> [WHAT THIS TASK INVOLVES]:
Quote all of the data below exactly, please.

> [SOURCE MATERIAL]:
____
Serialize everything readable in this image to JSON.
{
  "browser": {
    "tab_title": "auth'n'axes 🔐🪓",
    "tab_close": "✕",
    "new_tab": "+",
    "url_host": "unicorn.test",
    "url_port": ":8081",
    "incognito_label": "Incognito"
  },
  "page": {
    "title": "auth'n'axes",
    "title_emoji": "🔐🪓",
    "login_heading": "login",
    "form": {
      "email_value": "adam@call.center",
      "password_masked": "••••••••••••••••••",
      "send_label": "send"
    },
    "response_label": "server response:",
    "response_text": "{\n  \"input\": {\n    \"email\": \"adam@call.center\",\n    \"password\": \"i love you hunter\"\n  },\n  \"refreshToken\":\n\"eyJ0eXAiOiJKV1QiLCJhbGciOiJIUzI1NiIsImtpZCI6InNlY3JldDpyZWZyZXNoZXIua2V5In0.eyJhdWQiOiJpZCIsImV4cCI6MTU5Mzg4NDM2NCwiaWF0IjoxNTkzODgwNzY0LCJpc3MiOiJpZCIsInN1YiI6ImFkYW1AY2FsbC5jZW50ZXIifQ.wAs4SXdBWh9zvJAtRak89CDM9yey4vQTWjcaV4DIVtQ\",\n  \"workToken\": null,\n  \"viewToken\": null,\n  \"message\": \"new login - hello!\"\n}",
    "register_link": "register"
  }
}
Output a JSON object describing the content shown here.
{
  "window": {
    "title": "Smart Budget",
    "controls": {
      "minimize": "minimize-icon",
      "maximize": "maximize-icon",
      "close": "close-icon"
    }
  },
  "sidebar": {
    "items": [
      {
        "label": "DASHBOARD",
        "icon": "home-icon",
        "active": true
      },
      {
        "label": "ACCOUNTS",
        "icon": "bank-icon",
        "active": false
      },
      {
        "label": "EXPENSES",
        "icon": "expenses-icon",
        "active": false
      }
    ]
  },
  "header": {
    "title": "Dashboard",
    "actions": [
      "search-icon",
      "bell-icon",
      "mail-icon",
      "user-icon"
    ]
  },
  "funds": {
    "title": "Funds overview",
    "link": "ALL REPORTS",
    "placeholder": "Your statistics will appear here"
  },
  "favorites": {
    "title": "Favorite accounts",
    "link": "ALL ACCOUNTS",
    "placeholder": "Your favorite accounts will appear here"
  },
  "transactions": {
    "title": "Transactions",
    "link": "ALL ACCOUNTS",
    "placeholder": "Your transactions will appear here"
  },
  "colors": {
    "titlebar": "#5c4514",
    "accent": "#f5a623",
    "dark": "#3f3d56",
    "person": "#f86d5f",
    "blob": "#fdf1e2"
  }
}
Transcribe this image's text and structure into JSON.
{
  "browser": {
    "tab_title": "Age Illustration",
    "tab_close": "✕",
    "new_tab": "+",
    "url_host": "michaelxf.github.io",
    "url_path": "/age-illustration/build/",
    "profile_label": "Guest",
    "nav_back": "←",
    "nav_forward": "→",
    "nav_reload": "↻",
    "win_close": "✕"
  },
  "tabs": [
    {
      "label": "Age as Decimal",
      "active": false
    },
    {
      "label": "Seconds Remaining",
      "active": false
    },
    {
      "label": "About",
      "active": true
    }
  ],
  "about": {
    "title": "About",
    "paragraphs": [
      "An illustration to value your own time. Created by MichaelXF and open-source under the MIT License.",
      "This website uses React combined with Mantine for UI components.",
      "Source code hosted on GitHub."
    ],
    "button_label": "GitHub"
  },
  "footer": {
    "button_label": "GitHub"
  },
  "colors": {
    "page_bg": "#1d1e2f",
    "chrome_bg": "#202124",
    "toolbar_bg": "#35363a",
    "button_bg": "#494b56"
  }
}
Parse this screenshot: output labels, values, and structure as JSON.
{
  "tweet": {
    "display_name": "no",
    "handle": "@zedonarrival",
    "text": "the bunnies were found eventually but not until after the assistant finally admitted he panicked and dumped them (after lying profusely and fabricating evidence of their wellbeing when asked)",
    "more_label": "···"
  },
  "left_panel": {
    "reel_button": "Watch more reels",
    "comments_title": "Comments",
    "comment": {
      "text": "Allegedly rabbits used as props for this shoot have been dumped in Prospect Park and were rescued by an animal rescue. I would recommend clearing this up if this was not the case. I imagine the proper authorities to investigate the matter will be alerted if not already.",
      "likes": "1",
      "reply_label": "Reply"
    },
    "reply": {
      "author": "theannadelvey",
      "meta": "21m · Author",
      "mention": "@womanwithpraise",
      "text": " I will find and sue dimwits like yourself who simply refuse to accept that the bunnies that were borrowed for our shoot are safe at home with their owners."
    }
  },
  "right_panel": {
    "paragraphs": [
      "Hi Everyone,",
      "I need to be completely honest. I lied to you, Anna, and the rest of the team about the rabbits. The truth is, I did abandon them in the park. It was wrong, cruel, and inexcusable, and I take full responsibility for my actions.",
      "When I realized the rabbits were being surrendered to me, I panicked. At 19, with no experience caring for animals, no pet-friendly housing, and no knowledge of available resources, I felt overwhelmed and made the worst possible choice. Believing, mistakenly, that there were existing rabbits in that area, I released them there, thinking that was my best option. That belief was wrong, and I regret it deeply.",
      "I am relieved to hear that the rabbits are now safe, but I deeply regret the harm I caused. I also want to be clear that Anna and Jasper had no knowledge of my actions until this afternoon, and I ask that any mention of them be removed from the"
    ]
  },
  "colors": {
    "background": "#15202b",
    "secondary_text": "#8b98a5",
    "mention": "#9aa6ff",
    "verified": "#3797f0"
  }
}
____
> [RESULT OF THIS TASK]:
Serialize everything readable in this image to JSON.
{
  "browser": {
    "tab_title": "auth'n'axes 🔐🪓",
    "tab_close": "✕",
    "new_tab": "+",
    "url_host": "unicorn.test",
    "url_port": ":8081",
    "incognito_label": "Incognito"
  },
  "page": {
    "title": "auth'n'axes",
    "title_emoji": "🔐🪓",
    "login_heading": "login",
    "form": {
      "email_value": "adam@call.center",
      "password_masked": "••••••••••••••••••",
      "send_label": "send"
    },
    "response_label": "server response:",
    "response_text": "{\n  \"input\": {\n    \"email\": \"adam@call.center\",\n    \"password\": \"i love you hunter\"\n  },\n  \"refreshToken\":\n\"eyJ0eXAiOiJKV1QiLCJhbGciOiJIUzI1NiIsImtpZCI6InNlY3JldDpyZWZyZXNoZXIua2V5In0.eyJhdWQiOiJpZCIsImV4cCI6MTU5Mzg4NDM2NCwiaWF0IjoxNTkzODgwNzY0LCJpc3MiOiJpZCIsInN1YiI6ImFkYW1AY2FsbC5jZW50ZXIifQ.wAs4SXdBWh9zvJAtRak89CDM9yey4vQTWjcaV4DIVtQ\",\n  \"workToken\": null,\n  \"viewToken\": null,\n  \"message\": \"new login - hello!\"\n}",
    "register_link": "register"
  }
}
Output a JSON object describing the content shown here.
{
  "window": {
    "title": "Smart Budget",
    "controls": {
      "minimize": "minimize-icon",
      "maximize": "maximize-icon",
      "close": "close-icon"
    }
  },
  "sidebar": {
    "items": [
      {
        "label": "DASHBOARD",
        "icon": "home-icon",
        "active": true
      },
      {
        "label": "ACCOUNTS",
        "icon": "bank-icon",
        "active": false
      },
      {
        "label": "EXPENSES",
        "icon": "expenses-icon",
        "active": false
      }
    ]
  },
  "header": {
    "title": "Dashboard",
    "actions": [
      "search-icon",
      "bell-icon",
      "mail-icon",
      "user-icon"
    ]
  },
  "funds": {
    "title": "Funds overview",
    "link": "ALL REPORTS",
    "placeholder": "Your statistics will appear here"
  },
  "favorites": {
    "title": "Favorite accounts",
    "link": "ALL ACCOUNTS",
    "placeholder": "Your favorite accounts will appear here"
  },
  "transactions": {
    "title": "Transactions",
    "link": "ALL ACCOUNTS",
    "placeholder": "Your transactions will appear here"
  },
  "colors": {
    "titlebar": "#5c4514",
    "accent": "#f5a623",
    "dark": "#3f3d56",
    "person": "#f86d5f",
    "blob": "#fdf1e2"
  }
}
Transcribe this image's text and structure into JSON.
{
  "browser": {
    "tab_title": "Age Illustration",
    "tab_close": "✕",
    "new_tab": "+",
    "url_host": "michaelxf.github.io",
    "url_path": "/age-illustration/build/",
    "profile_label": "Guest",
    "nav_back": "←",
    "nav_forward": "→",
    "nav_reload": "↻",
    "win_close": "✕"
  },
  "tabs": [
    {
      "label": "Age as Decimal",
      "active": false
    },
    {
      "label": "Seconds Remaining",
      "active": false
    },
    {
      "label": "About",
      "active": true
    }
  ],
  "about": {
    "title": "About",
    "paragraphs": [
      "An illustration to value your own time. Created by MichaelXF and open-source under the MIT License.",
      "This website uses React combined with Mantine for UI components.",
      "Source code hosted on GitHub."
    ],
    "button_label": "GitHub"
  },
  "footer": {
    "button_label": "GitHub"
  },
  "colors": {
    "page_bg": "#1d1e2f",
    "chrome_bg": "#202124",
    "toolbar_bg": "#35363a",
    "button_bg": "#494b56"
  }
}
Parse this screenshot: output labels, values, and structure as JSON.
{
  "tweet": {
    "display_name": "no",
    "handle": "@zedonarrival",
    "text": "the bunnies were found eventually but not until after the assistant finally admitted he panicked and dumped them (after lying profusely and fabricating evidence of their wellbeing when asked)",
    "more_label": "···"
  },
  "left_panel": {
    "reel_button": "Watch more reels",
    "comments_title": "Comments",
    "comment": {
      "text": "Allegedly rabbits used as props for this shoot have been dumped in Prospect Park and were rescued by an animal rescue. I would recommend clearing this up if this was not the case. I imagine the proper authorities to investigate the matter will be alerted if not already.",
      "likes": "1",
      "reply_label": "Reply"
    },
    "reply": {
      "author": "theannadelvey",
      "meta": "21m · Author",
      "mention": "@womanwithpraise",
      "text": " I will find and sue dimwits like yourself who simply refuse to accept that the bunnies that were borrowed for our shoot are safe at home with their owners."
    }
  },
  "right_panel": {
    "paragraphs": [
      "Hi Everyone,",
      "I need to be completely honest. I lied to you, Anna, and the rest of the team about the rabbits. The truth is, I did abandon them in the park. It was wrong, cruel, and inexcusable, and I take full responsibility for my actions.",
      "When I realized the rabbits were being surrendered to me, I panicked. At 19, with no experience caring for animals, no pet-friendly housing, and no knowledge of available resources, I felt overwhelmed and made the worst possible choice. Believing, mistakenly, that there were existing rabbits in that area, I released them there, thinking that was my best option. That belief was wrong, and I regret it deeply.",
      "I am relieved to hear that the rabbits are now safe, but I deeply regret the harm I caused. I also want to be clear that Anna and Jasper had no knowledge of my actions until this afternoon, and I ask that any mention of them be removed from the"
    ]
  },
  "colors": {
    "background": "#15202b",
    "secondary_text": "#8b98a5",
    "mention": "#9aa6ff",
    "verified": "#3797f0"
  }
}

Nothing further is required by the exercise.